### RECORDS SHOWN
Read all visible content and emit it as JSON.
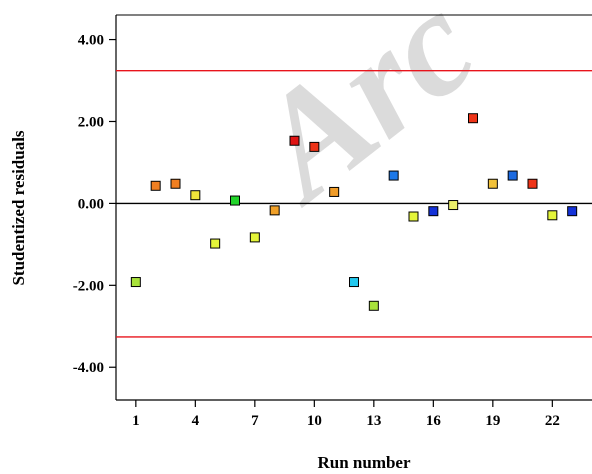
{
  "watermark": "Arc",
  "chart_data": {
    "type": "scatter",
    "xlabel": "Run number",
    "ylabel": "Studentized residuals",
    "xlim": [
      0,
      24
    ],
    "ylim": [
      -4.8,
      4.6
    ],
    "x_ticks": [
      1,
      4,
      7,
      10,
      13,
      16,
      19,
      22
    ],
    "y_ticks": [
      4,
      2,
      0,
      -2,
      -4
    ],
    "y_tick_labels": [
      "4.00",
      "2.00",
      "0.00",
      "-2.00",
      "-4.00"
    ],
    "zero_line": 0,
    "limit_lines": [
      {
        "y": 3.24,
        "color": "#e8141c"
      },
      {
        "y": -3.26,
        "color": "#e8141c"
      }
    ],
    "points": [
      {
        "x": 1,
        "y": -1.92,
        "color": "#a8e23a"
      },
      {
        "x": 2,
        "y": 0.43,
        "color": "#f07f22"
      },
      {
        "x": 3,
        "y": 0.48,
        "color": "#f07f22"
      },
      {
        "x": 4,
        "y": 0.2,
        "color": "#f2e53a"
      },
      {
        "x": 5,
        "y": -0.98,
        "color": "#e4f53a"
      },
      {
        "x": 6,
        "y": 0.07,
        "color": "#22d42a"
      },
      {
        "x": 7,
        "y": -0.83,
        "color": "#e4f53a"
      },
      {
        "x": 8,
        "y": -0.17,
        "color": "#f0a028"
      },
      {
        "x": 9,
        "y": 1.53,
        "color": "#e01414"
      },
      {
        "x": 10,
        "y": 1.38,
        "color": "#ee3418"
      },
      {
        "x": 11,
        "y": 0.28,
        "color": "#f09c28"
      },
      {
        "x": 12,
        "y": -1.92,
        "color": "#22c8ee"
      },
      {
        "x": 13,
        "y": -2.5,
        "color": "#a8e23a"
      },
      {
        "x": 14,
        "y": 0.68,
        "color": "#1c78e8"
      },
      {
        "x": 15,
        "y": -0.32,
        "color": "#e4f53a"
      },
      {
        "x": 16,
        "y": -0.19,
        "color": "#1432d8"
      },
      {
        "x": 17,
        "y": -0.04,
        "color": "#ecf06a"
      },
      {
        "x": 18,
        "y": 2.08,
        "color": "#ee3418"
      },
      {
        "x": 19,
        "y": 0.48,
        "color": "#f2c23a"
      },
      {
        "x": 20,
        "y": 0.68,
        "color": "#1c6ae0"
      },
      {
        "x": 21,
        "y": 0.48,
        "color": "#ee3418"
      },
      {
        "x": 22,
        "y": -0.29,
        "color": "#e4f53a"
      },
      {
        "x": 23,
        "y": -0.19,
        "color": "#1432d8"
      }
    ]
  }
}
* * *
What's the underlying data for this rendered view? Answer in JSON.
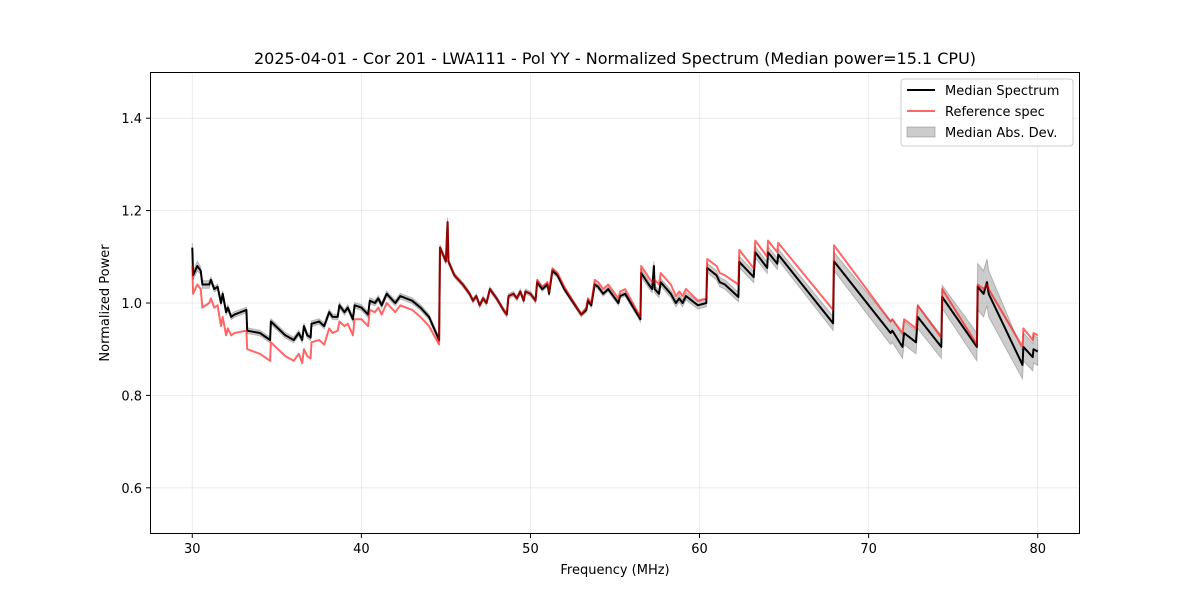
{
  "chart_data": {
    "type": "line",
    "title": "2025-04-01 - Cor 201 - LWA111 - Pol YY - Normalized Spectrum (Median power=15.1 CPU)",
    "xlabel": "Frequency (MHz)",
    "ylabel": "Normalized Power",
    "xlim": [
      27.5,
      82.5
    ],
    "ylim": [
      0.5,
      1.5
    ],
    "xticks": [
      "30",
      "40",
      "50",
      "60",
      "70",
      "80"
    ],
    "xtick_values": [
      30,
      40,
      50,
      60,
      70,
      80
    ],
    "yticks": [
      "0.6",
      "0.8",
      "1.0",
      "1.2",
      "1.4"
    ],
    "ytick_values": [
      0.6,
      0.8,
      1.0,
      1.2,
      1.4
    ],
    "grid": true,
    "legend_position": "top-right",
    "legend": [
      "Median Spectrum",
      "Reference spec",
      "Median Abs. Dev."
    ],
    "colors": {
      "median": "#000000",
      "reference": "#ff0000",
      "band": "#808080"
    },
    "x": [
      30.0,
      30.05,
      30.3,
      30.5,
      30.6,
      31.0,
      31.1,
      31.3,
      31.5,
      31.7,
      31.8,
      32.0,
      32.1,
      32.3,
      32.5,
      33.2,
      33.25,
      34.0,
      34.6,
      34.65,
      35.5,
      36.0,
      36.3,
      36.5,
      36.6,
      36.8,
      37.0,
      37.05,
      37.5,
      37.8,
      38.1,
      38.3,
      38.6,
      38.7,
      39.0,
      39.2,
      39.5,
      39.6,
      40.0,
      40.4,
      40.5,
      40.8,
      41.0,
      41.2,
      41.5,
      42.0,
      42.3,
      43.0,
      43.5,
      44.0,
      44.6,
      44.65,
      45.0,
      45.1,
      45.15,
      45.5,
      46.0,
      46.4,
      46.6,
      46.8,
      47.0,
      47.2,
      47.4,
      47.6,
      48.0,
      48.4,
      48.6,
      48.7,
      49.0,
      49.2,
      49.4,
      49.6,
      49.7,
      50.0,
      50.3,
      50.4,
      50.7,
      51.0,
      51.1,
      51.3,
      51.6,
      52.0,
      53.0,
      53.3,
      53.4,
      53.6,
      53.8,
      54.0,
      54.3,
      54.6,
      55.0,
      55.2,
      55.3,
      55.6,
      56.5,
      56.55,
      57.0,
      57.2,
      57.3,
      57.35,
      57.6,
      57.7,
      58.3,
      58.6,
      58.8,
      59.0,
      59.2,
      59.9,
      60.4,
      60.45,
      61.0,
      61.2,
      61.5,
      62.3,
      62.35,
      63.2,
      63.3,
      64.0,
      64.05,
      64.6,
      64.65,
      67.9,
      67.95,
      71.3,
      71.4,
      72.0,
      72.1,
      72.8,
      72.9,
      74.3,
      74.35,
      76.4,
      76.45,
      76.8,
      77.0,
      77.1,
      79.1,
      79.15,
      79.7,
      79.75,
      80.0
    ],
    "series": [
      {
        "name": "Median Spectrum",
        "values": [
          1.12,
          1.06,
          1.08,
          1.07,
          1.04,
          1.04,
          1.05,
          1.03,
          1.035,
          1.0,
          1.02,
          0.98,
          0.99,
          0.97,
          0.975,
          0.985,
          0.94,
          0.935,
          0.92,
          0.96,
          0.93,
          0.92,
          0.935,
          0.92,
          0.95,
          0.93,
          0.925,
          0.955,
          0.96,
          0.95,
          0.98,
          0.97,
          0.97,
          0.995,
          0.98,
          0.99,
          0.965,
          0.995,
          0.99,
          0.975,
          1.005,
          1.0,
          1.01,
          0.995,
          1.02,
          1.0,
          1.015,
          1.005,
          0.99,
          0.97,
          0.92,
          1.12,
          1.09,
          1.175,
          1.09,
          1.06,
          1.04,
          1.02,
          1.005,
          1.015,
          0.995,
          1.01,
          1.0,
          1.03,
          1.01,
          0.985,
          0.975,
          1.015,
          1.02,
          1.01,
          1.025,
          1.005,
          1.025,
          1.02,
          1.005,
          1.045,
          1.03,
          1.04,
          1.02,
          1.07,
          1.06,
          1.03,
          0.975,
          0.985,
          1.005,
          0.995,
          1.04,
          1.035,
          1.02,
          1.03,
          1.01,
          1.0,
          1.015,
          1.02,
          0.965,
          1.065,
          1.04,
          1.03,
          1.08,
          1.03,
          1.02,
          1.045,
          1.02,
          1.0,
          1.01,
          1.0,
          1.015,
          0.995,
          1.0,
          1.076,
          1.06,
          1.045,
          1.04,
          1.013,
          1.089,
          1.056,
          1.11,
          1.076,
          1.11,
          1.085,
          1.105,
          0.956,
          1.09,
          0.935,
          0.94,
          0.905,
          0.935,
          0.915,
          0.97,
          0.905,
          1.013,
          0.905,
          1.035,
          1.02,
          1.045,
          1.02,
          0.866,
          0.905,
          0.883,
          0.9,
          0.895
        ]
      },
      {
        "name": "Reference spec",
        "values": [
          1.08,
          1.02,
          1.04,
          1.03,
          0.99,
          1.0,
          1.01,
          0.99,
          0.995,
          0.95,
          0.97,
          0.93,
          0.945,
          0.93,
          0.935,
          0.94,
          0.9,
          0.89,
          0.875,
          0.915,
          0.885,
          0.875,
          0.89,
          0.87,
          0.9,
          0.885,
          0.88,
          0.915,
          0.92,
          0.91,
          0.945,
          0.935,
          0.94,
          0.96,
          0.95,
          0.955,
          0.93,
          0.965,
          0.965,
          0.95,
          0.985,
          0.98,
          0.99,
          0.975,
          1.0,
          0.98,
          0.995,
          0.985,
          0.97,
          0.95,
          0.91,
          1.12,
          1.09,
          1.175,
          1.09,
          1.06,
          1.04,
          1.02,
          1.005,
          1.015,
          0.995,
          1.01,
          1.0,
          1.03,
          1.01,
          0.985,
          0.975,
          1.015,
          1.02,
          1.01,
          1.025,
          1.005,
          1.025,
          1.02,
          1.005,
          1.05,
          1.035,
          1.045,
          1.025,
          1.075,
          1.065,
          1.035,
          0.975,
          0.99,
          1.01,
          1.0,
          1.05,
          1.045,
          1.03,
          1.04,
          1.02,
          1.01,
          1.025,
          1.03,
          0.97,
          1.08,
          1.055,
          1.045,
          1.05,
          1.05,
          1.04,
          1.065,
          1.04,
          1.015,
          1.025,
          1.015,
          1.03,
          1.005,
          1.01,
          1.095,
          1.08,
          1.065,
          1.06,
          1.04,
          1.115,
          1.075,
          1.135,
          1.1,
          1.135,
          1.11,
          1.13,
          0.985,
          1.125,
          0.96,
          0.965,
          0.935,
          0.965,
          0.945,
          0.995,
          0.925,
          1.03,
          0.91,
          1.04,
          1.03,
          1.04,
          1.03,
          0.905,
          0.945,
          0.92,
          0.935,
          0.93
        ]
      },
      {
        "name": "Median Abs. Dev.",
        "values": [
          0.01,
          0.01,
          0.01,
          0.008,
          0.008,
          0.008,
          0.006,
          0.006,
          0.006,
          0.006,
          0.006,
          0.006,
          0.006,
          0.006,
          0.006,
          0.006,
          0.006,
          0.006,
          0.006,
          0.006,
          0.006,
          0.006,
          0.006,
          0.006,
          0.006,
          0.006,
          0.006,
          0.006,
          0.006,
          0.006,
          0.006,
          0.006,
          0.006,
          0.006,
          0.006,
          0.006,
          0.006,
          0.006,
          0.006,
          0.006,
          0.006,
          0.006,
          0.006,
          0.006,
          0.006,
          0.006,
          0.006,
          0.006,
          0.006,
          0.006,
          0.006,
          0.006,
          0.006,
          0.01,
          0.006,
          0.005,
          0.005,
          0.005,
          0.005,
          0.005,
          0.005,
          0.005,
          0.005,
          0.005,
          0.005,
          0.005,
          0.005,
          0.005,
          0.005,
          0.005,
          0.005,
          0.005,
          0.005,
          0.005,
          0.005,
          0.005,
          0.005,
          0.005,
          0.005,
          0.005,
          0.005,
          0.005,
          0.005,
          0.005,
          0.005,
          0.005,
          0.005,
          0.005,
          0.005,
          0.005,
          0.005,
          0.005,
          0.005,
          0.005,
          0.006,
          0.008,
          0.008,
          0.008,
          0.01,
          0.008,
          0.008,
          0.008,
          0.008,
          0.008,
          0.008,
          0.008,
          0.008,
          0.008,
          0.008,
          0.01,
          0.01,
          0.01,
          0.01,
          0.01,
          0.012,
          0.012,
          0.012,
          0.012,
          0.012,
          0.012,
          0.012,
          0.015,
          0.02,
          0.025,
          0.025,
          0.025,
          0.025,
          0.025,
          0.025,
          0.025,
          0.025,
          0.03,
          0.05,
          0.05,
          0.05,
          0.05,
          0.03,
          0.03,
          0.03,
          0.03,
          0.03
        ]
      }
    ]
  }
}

### WORK INSTRUCTIONS
Count the lines in which the string "Normalized" appears, then report only that figure.

### FINISHED TASK
2